── Exercise inputs ──

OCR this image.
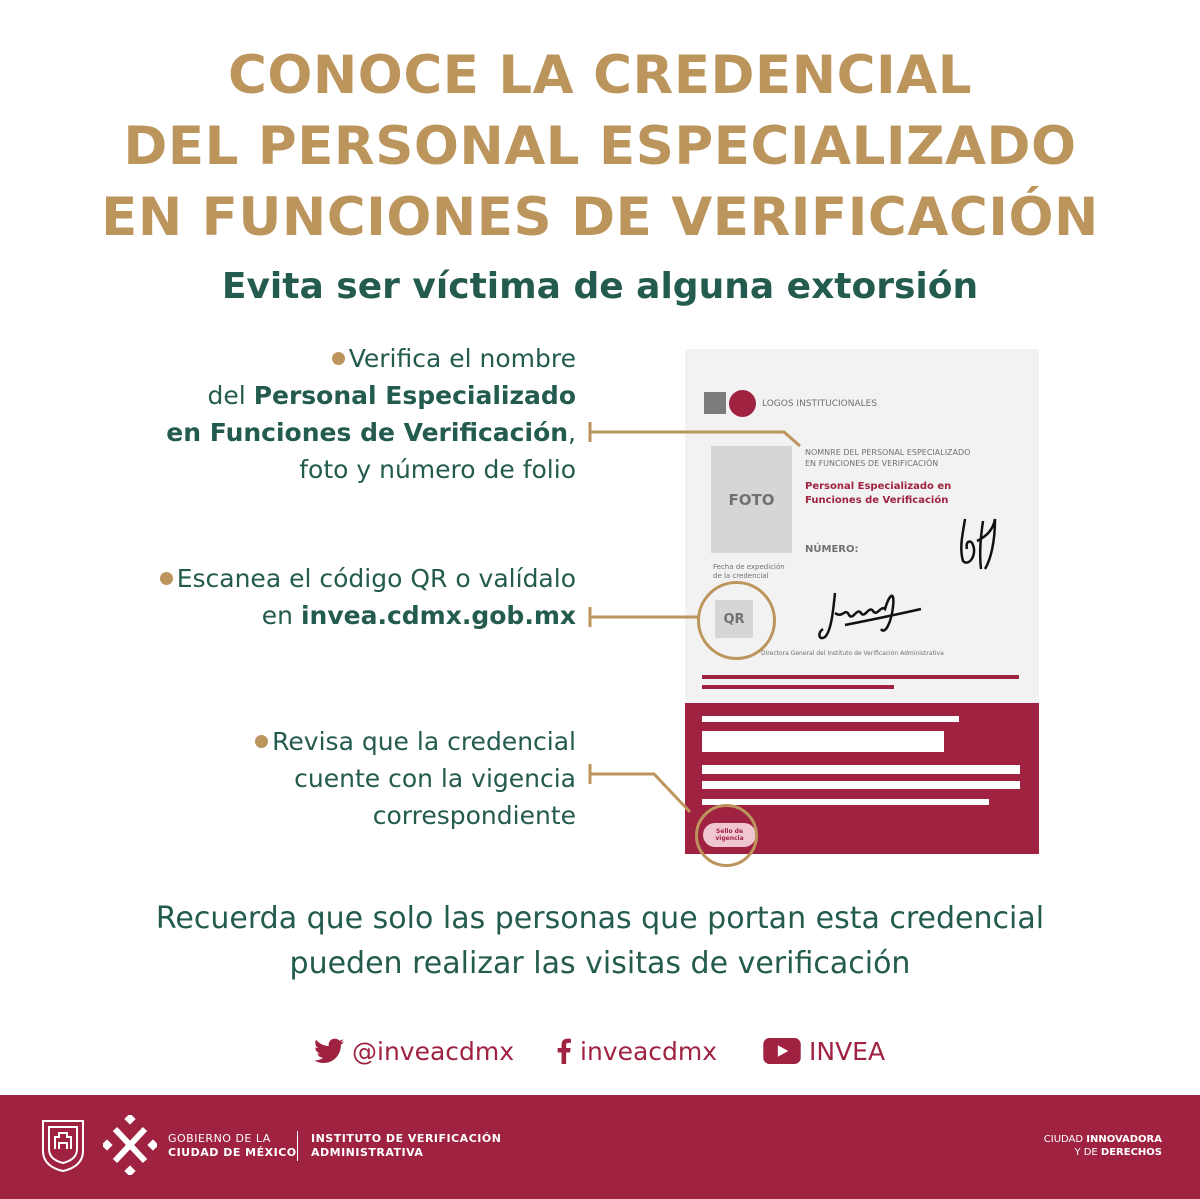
CONOCE LA CREDENCIAL
DEL PERSONAL ESPECIALIZADO
EN FUNCIONES DE VERIFICACIÓN
Evita ser víctima de alguna extorsión
Verifica el nombre
del Personal Especializado
en Funciones de Verificación,
foto y número de folio
Escanea el código QR o valídalo
en invea.cdmx.gob.mx
Revisa que la credencial
cuente con la vigencia
correspondiente
LOGOS INSTITUCIONALES
NOMNRE DEL PERSONAL ESPECIALIZADO
EN FUNCIONES DE VERIFICACIÓN
Personal Especializado en
Funciones de Verificación
FOTO
NÚMERO:
Fecha de expedición
de la credencial
QR
Directora General del Instituto de Verificación Administrativa
Sello de
vigencia
Recuerda que solo las personas que portan esta credencial
pueden realizar las visitas de verificación
@inveacdmx	inveacdmx	INVEA
GOBIERNO DE LA
CIUDAD DE MÉXICO
INSTITUTO DE VERIFICACIÓN
ADMINISTRATIVA
CIUDAD INNOVADORA
Y DE DERECHOS
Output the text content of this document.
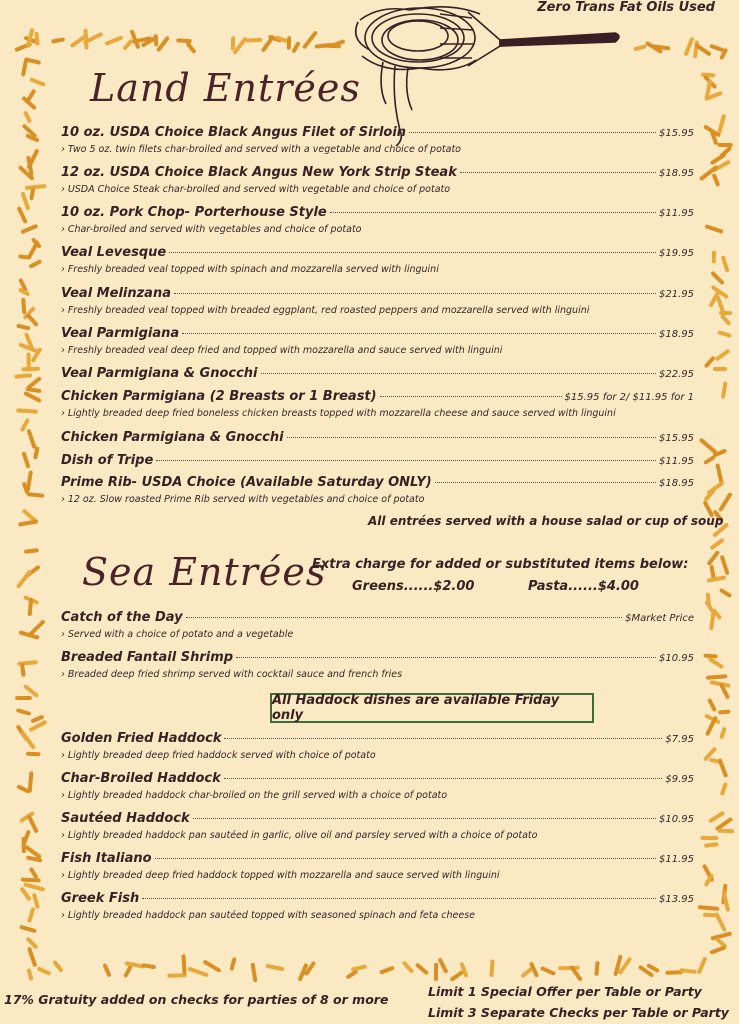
Zero Trans Fat Oils Used
Land Entrées
10 oz. USDA Choice Black Angus Filet of Sirloin	$15.95
› Two 5 oz. twin filets char-broiled and served with a vegetable and choice of potato
12 oz. USDA Choice Black Angus New York Strip Steak	$18.95
› USDA Choice Steak char-broiled and served with vegetable and choice of potato
10 oz. Pork Chop- Porterhouse Style	$11.95
› Char-broiled and served with vegetables and choice of potato
Veal Levesque	$19.95
› Freshly breaded veal topped with spinach and mozzarella served with linguini
Veal Melinzana	$21.95
› Freshly breaded veal topped with breaded eggplant, red roasted peppers and mozzarella served with linguini
Veal Parmigiana	$18.95
› Freshly breaded veal deep fried and topped with mozzarella and sauce served with linguini
Veal Parmigiana & Gnocchi	$22.95
Chicken Parmigiana (2 Breasts or 1 Breast)	$15.95 for 2/ $11.95 for 1
› Lightly breaded deep fried boneless chicken breasts topped with mozzarella cheese and sauce served with linguini
Chicken Parmigiana & Gnocchi	$15.95
Dish of Tripe	$11.95
Prime Rib- USDA Choice (Available Saturday ONLY)	$18.95
› 12 oz. Slow roasted Prime Rib served with vegetables and choice of potato
All entrées served with a house salad or cup of soup
Sea Entrées
Extra charge for added or substituted items below:
Greens......$2.00	Pasta......$4.00
Catch of the Day	$Market Price
› Served with a choice of potato and a vegetable
Breaded Fantail Shrimp	$10.95
› Breaded deep fried shrimp served with cocktail sauce and french fries
All Haddock dishes are available Friday only
Golden Fried Haddock	$7.95
› Lightly breaded deep fried haddock served with choice of potato
Char-Broiled Haddock	$9.95
› Lightly breaded haddock char-broiled on the grill served with a choice of potato
Sautéed Haddock	$10.95
› Lightly breaded haddock pan sautéed in garlic, olive oil and parsley served with a choice of potato
Fish Italiano	$11.95
› Lightly breaded deep fried haddock topped with mozzarella and sauce served with linguini
Greek Fish	$13.95
› Lightly breaded haddock pan sautéed topped with seasoned spinach and feta cheese
17% Gratuity added on checks for parties of 8 or more
Limit 1 Special Offer per Table or Party
Limit 3 Separate Checks per Table or Party
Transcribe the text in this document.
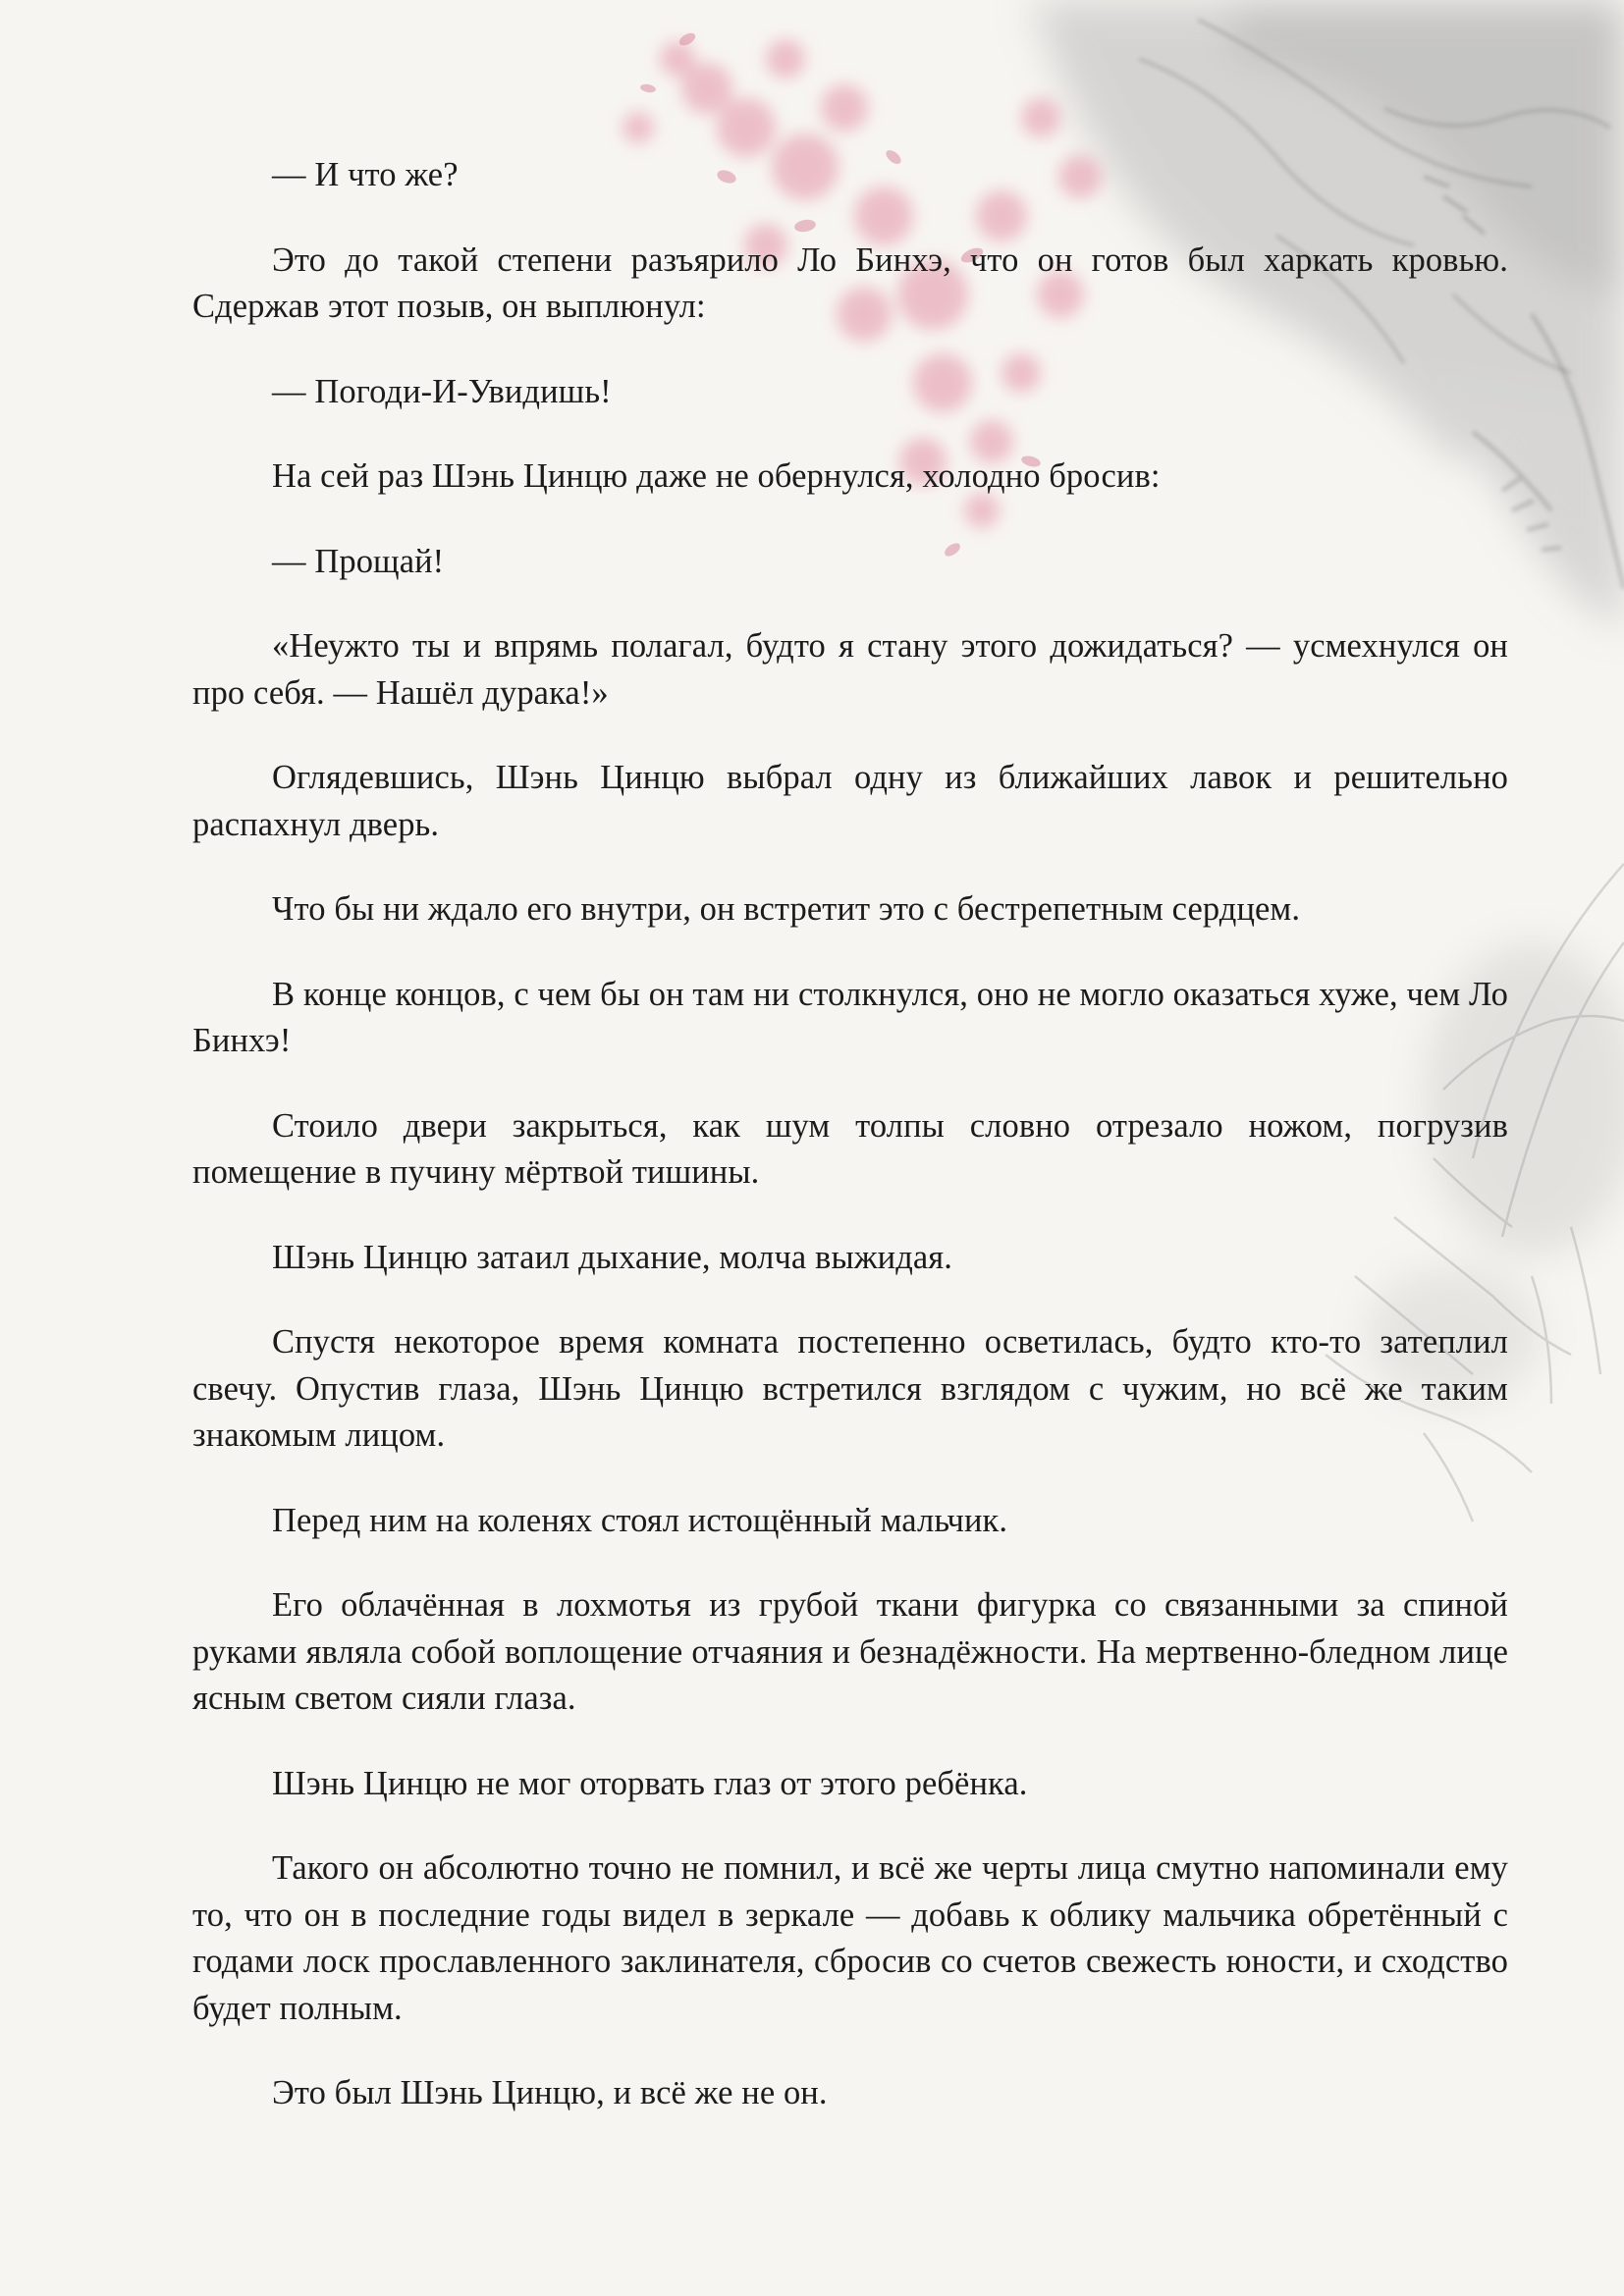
— И что же?

Это до такой степени разъярило Ло Бинхэ, что он готов был харкать кровью. Сдержав этот позыв, он выплюнул:

— Погоди-И-Увидишь!

На сей раз Шэнь Цинцю даже не обернулся, холодно бросив:

— Прощай!

«Неужто ты и впрямь полагал, будто я стану этого дожидаться? — усмехнулся он про себя. — Нашёл дурака!»

Оглядевшись, Шэнь Цинцю выбрал одну из ближайших лавок и решительно распахнул дверь.

Что бы ни ждало его внутри, он встретит это с бестрепетным сердцем.

В конце концов, с чем бы он там ни столкнулся, оно не могло оказаться хуже, чем Ло Бинхэ!

Стоило двери закрыться, как шум толпы словно отрезало ножом, погрузив помещение в пучину мёртвой тишины.

Шэнь Цинцю затаил дыхание, молча выжидая.

Спустя некоторое время комната постепенно осветилась, будто кто-то затеплил свечу. Опустив глаза, Шэнь Цинцю встретился взглядом с чужим, но всё же таким знакомым лицом.

Перед ним на коленях стоял истощённый мальчик.

Его облачённая в лохмотья из грубой ткани фигурка со связанными за спиной руками являла собой воплощение отчаяния и безнадёжности. На мертвенно-бледном лице ясным светом сияли глаза.

Шэнь Цинцю не мог оторвать глаз от этого ребёнка.

Такого он абсолютно точно не помнил, и всё же черты лица смутно напоминали ему то, что он в последние годы видел в зеркале — добавь к облику мальчика обретённый с годами лоск прославленного заклинателя, сбросив со счетов свежесть юности, и сходство будет полным.

Это был Шэнь Цинцю, и всё же не он.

───

Given request
Pull out every line of the records that includes the string "sauce".

Task response
› Freshly breaded veal deep fried and topped with mozzarella and sauce served with linguini
› Lightly breaded deep fried boneless chicken breasts topped with mozzarella cheese and sauce served with linguini
› Breaded deep fried shrimp served with cocktail sauce and french fries
› Lightly breaded deep fried haddock topped with mozzarella and sauce served with linguini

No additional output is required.